**Problem description**
Your copy of the data should leave out the images and match everything else exactly.

**The records**
>>>>

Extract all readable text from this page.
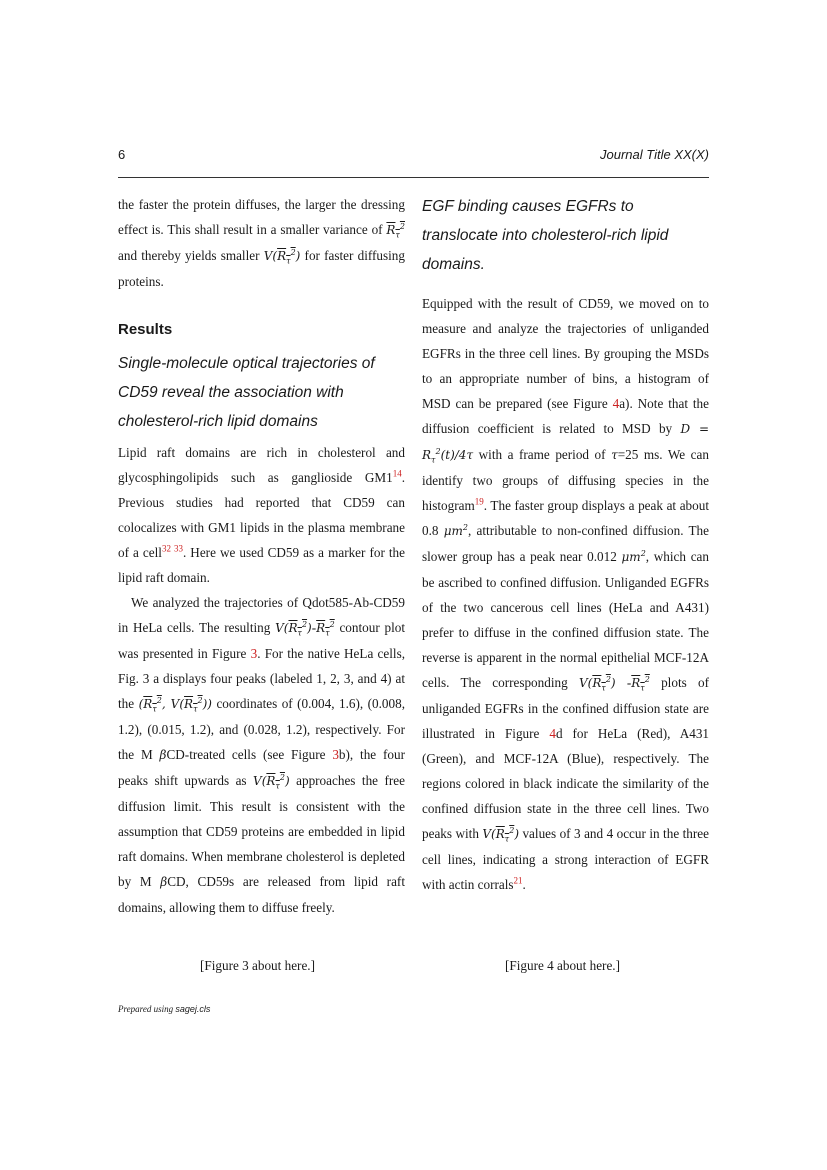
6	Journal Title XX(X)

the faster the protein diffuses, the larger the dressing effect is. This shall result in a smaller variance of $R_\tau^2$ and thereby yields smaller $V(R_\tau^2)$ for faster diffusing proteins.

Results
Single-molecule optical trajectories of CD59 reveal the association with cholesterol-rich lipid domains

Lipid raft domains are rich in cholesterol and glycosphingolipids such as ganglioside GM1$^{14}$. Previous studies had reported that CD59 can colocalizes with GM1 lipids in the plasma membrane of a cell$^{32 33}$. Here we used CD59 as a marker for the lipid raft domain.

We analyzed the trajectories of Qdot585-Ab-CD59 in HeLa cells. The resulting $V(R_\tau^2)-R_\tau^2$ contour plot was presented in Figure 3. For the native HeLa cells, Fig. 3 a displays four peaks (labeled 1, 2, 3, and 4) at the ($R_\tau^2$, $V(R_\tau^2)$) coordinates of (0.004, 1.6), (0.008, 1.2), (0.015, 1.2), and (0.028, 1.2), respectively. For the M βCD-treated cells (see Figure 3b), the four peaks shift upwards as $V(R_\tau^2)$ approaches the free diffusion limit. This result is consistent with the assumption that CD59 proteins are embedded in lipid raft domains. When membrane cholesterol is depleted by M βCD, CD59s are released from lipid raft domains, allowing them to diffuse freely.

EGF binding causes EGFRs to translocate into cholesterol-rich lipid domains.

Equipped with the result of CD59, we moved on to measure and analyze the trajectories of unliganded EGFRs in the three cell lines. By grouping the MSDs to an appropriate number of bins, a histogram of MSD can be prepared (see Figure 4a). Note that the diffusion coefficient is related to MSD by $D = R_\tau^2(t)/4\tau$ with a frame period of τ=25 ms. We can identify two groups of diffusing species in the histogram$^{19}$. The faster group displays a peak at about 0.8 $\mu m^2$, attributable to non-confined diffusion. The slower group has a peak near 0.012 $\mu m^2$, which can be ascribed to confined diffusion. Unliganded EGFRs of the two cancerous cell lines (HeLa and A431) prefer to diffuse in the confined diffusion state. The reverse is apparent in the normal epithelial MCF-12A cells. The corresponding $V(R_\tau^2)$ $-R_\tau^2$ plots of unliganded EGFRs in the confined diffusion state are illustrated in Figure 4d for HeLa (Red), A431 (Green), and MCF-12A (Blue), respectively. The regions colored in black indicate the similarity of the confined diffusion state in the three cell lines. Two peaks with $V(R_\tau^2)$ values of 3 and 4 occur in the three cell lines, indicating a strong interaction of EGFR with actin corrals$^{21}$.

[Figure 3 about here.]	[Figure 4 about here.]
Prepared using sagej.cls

<<<<

**Response to the task**
Extract all readable text from this page.
6	Journal Title XX(X)

the faster the protein diffuses, the larger the dressing effect is. This shall result in a smaller variance of $R_\tau^2$ and thereby yields smaller $V(R_\tau^2)$ for faster diffusing proteins.

Results
Single-molecule optical trajectories of CD59 reveal the association with cholesterol-rich lipid domains

Lipid raft domains are rich in cholesterol and glycosphingolipids such as ganglioside GM1$^{14}$. Previous studies had reported that CD59 can colocalizes with GM1 lipids in the plasma membrane of a cell$^{32 33}$. Here we used CD59 as a marker for the lipid raft domain.

We analyzed the trajectories of Qdot585-Ab-CD59 in HeLa cells. The resulting $V(R_\tau^2)-R_\tau^2$ contour plot was presented in Figure 3. For the native HeLa cells, Fig. 3 a displays four peaks (labeled 1, 2, 3, and 4) at the ($R_\tau^2$, $V(R_\tau^2)$) coordinates of (0.004, 1.6), (0.008, 1.2), (0.015, 1.2), and (0.028, 1.2), respectively. For the M βCD-treated cells (see Figure 3b), the four peaks shift upwards as $V(R_\tau^2)$ approaches the free diffusion limit. This result is consistent with the assumption that CD59 proteins are embedded in lipid raft domains. When membrane cholesterol is depleted by M βCD, CD59s are released from lipid raft domains, allowing them to diffuse freely.

EGF binding causes EGFRs to translocate into cholesterol-rich lipid domains.

Equipped with the result of CD59, we moved on to measure and analyze the trajectories of unliganded EGFRs in the three cell lines. By grouping the MSDs to an appropriate number of bins, a histogram of MSD can be prepared (see Figure 4a). Note that the diffusion coefficient is related to MSD by $D = R_\tau^2(t)/4\tau$ with a frame period of τ=25 ms. We can identify two groups of diffusing species in the histogram$^{19}$. The faster group displays a peak at about 0.8 $\mu m^2$, attributable to non-confined diffusion. The slower group has a peak near 0.012 $\mu m^2$, which can be ascribed to confined diffusion. Unliganded EGFRs of the two cancerous cell lines (HeLa and A431) prefer to diffuse in the confined diffusion state. The reverse is apparent in the normal epithelial MCF-12A cells. The corresponding $V(R_\tau^2)$ $-R_\tau^2$ plots of unliganded EGFRs in the confined diffusion state are illustrated in Figure 4d for HeLa (Red), A431 (Green), and MCF-12A (Blue), respectively. The regions colored in black indicate the similarity of the confined diffusion state in the three cell lines. Two peaks with $V(R_\tau^2)$ values of 3 and 4 occur in the three cell lines, indicating a strong interaction of EGFR with actin corrals$^{21}$.

[Figure 3 about here.]	[Figure 4 about here.]
Prepared using sagej.cls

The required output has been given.